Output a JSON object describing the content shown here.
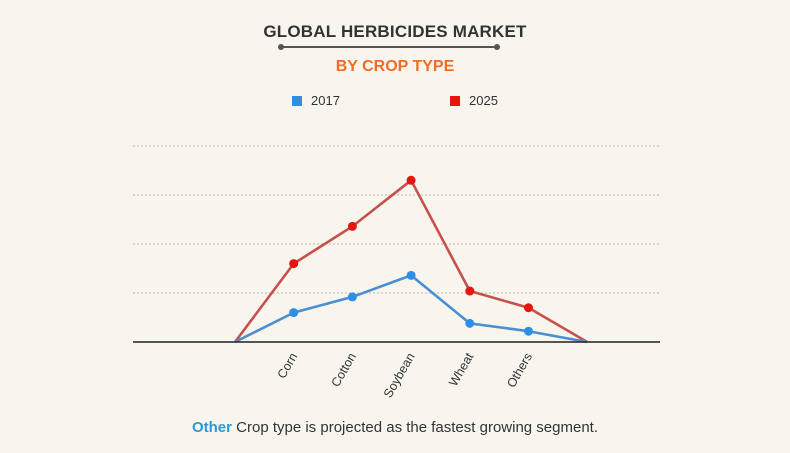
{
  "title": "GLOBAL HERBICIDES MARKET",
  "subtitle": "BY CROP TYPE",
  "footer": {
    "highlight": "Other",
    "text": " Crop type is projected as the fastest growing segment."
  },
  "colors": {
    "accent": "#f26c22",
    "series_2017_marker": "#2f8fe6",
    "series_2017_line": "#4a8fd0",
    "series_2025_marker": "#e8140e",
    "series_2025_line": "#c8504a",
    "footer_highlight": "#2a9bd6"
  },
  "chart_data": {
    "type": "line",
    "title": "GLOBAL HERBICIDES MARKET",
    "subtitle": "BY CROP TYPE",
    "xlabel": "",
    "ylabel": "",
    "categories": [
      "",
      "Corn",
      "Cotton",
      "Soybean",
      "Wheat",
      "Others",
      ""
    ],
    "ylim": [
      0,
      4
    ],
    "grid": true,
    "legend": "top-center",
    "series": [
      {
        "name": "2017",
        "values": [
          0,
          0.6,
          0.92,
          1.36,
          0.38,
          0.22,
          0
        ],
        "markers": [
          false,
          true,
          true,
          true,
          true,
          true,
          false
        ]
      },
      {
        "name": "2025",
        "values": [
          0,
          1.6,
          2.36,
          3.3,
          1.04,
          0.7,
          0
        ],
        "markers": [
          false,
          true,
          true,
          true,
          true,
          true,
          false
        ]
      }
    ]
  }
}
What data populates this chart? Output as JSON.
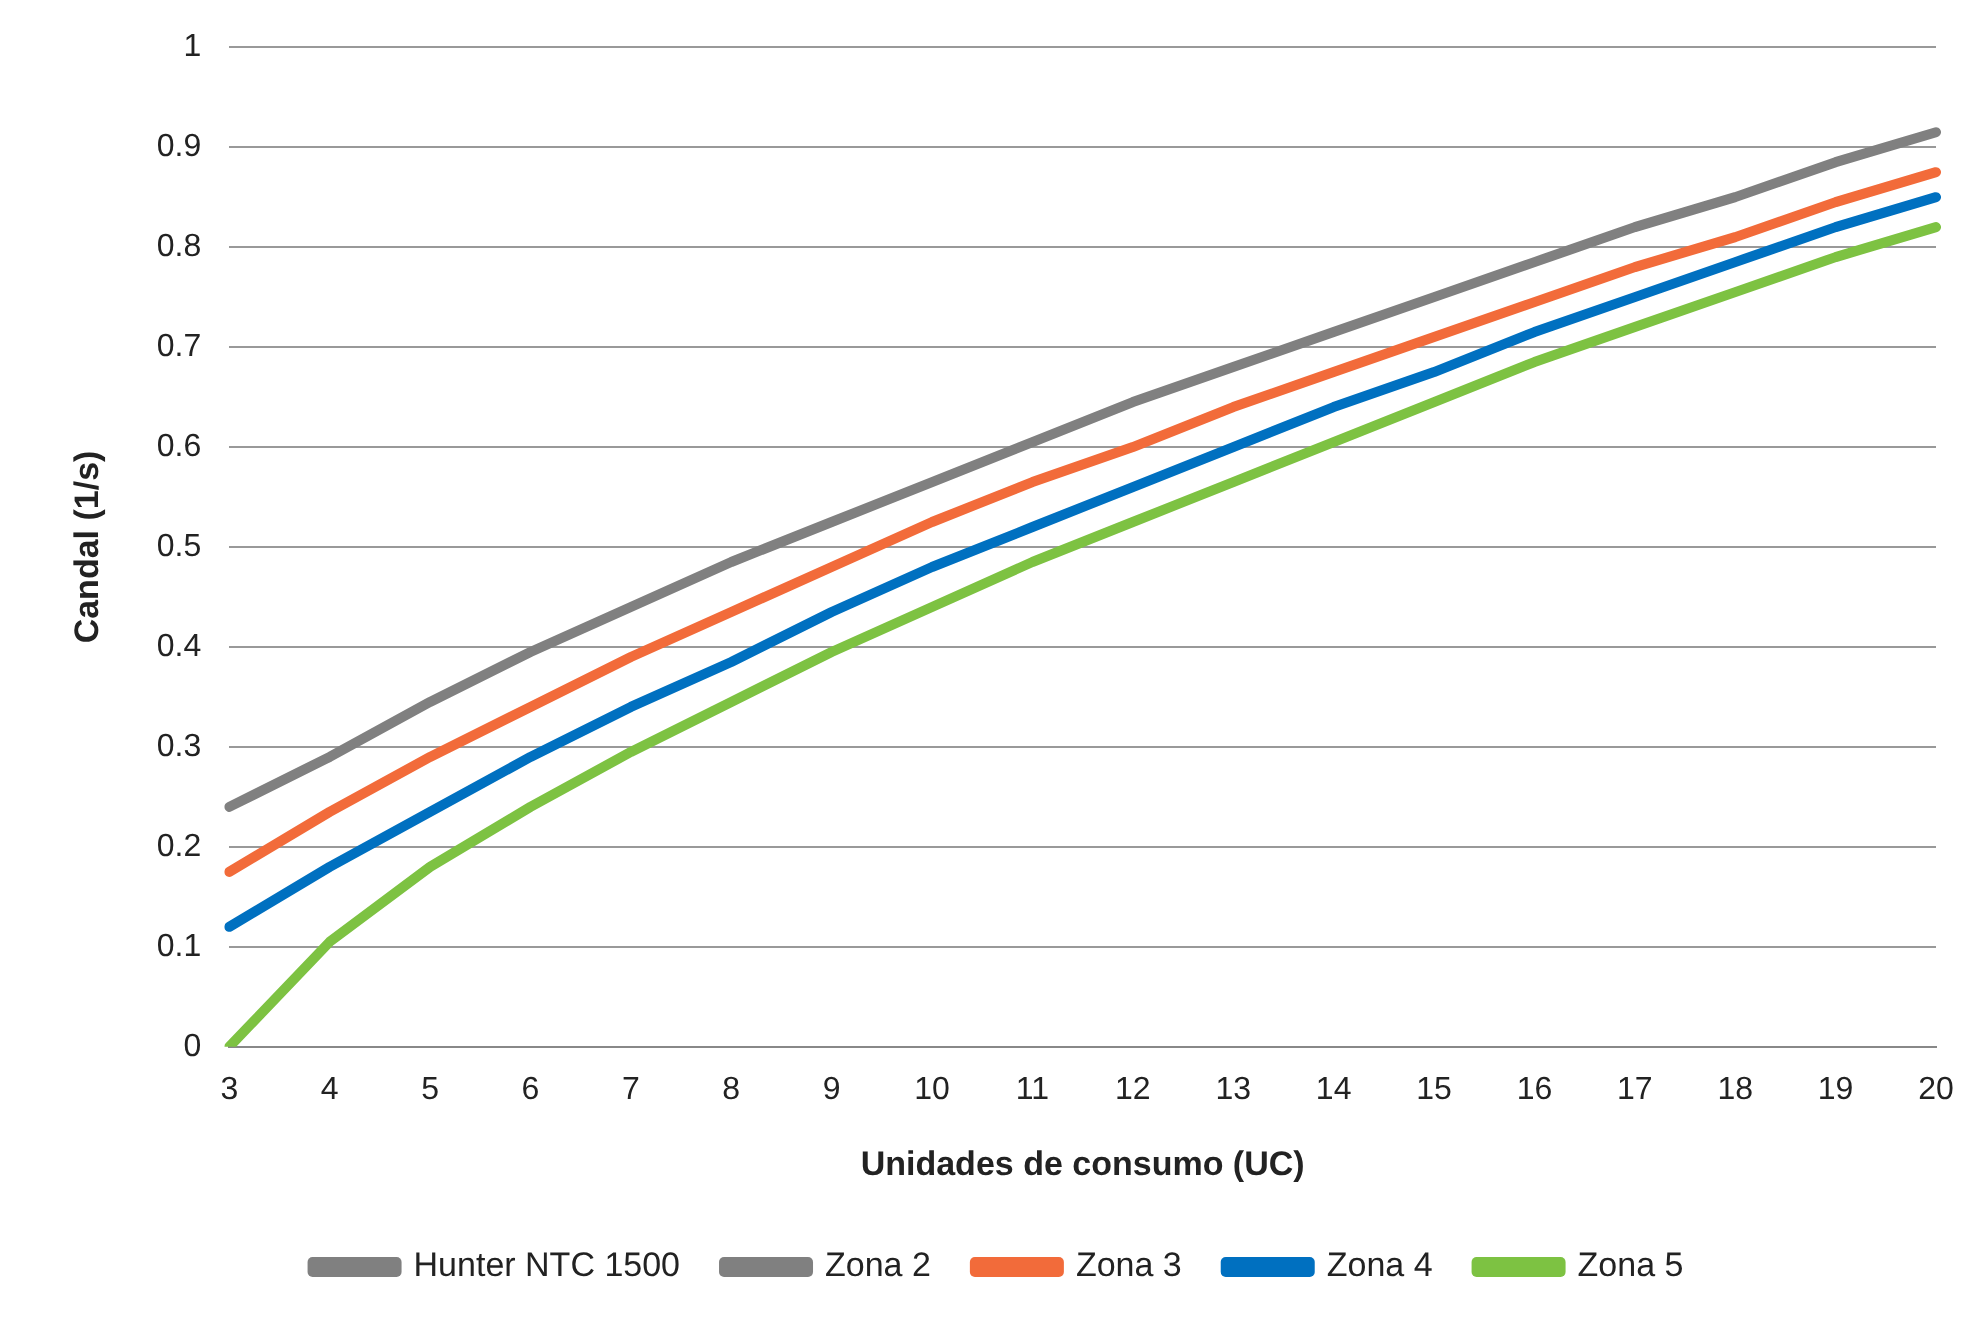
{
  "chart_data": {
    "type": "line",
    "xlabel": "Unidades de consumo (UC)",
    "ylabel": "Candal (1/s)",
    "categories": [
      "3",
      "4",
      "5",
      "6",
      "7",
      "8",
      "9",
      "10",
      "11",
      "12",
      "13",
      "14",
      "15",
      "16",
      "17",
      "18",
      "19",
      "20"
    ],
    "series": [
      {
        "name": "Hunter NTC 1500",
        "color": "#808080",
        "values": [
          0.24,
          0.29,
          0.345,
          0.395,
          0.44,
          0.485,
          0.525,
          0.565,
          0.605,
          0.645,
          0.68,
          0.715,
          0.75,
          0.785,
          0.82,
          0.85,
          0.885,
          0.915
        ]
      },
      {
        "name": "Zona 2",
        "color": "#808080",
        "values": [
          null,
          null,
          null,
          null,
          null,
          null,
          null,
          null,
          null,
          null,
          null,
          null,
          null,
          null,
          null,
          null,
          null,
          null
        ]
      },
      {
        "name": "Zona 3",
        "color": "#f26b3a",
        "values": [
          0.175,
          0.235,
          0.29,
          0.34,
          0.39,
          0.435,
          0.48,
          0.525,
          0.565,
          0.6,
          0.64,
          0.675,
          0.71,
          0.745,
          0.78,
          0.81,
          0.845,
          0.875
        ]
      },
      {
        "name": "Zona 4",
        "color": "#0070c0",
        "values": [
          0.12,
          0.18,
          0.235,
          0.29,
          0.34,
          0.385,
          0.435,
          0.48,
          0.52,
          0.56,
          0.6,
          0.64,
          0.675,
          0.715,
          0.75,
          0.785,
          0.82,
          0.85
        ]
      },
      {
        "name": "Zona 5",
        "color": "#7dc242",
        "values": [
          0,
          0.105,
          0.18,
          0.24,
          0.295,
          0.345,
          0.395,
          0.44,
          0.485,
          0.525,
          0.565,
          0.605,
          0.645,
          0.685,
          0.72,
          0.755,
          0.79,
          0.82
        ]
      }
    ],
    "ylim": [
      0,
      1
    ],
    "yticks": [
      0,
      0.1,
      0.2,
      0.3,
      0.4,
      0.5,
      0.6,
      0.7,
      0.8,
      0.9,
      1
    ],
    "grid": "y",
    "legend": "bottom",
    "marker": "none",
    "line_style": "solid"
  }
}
---
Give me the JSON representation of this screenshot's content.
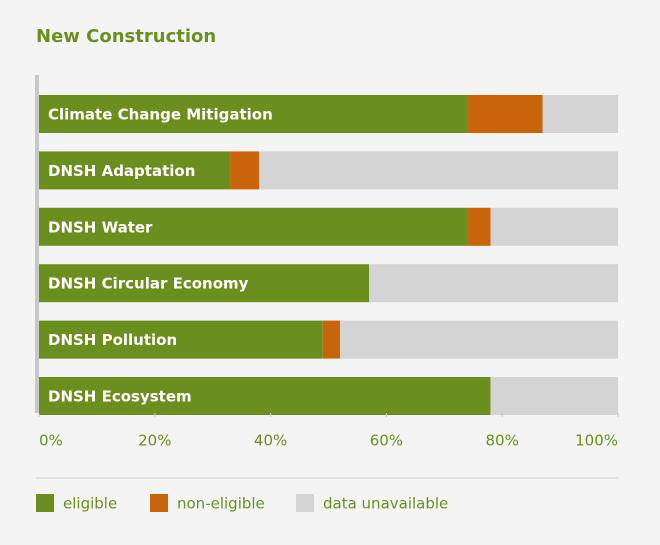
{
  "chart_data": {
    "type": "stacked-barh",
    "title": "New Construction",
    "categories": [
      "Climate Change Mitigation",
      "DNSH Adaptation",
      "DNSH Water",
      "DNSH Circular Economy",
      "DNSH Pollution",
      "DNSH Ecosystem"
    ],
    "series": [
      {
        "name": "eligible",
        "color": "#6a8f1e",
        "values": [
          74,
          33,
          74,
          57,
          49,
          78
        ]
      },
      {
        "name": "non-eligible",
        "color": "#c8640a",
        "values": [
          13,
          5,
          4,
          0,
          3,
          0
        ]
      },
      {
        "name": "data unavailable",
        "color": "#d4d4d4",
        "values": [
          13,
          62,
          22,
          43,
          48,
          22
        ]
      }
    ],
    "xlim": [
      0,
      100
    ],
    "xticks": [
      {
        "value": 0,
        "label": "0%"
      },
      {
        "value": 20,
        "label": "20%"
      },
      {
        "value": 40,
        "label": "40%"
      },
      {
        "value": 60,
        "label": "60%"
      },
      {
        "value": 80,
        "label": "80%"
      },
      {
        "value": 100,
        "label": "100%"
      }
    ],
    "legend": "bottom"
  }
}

INSTRUCTIONS TO FOLLOW — Search the listing for the string "MARKET". Copy each line where it turns up.

EXERCISE ANSWER —
  "title": "GLOBAL HERBICIDES MARKET",
    "title": "GLOBAL HERBICIDES MARKET",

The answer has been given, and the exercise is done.